» Problem details:
Transcribe the records in full, keeping every character as it is.

Entries taken from a collection:
——————————

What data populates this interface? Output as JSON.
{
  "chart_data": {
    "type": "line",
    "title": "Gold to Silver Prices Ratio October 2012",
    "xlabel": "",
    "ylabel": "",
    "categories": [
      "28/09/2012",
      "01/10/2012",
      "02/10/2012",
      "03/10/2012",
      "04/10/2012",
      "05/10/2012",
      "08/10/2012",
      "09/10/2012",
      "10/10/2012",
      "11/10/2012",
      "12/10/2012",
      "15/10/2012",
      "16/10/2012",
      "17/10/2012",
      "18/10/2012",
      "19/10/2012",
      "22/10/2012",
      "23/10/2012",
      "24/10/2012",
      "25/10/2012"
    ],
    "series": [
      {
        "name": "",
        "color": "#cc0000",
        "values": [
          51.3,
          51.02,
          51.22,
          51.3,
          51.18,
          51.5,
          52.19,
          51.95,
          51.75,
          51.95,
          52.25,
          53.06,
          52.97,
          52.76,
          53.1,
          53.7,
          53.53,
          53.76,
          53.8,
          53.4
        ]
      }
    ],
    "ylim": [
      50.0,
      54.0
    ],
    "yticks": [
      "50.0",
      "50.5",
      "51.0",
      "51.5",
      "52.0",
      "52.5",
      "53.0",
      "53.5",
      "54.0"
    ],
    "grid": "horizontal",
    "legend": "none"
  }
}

——————————

» Solution:
What data populates this interface? Output as JSON.
{
  "chart_data": {
    "type": "line",
    "title": "Gold to Silver Prices Ratio October 2012",
    "xlabel": "",
    "ylabel": "",
    "categories": [
      "28/09/2012",
      "01/10/2012",
      "02/10/2012",
      "03/10/2012",
      "04/10/2012",
      "05/10/2012",
      "08/10/2012",
      "09/10/2012",
      "10/10/2012",
      "11/10/2012",
      "12/10/2012",
      "15/10/2012",
      "16/10/2012",
      "17/10/2012",
      "18/10/2012",
      "19/10/2012",
      "22/10/2012",
      "23/10/2012",
      "24/10/2012",
      "25/10/2012"
    ],
    "series": [
      {
        "name": "",
        "color": "#cc0000",
        "values": [
          51.3,
          51.02,
          51.22,
          51.3,
          51.18,
          51.5,
          52.19,
          51.95,
          51.75,
          51.95,
          52.25,
          53.06,
          52.97,
          52.76,
          53.1,
          53.7,
          53.53,
          53.76,
          53.8,
          53.4
        ]
      }
    ],
    "ylim": [
      50.0,
      54.0
    ],
    "yticks": [
      "50.0",
      "50.5",
      "51.0",
      "51.5",
      "52.0",
      "52.5",
      "53.0",
      "53.5",
      "54.0"
    ],
    "grid": "horizontal",
    "legend": "none"
  }
}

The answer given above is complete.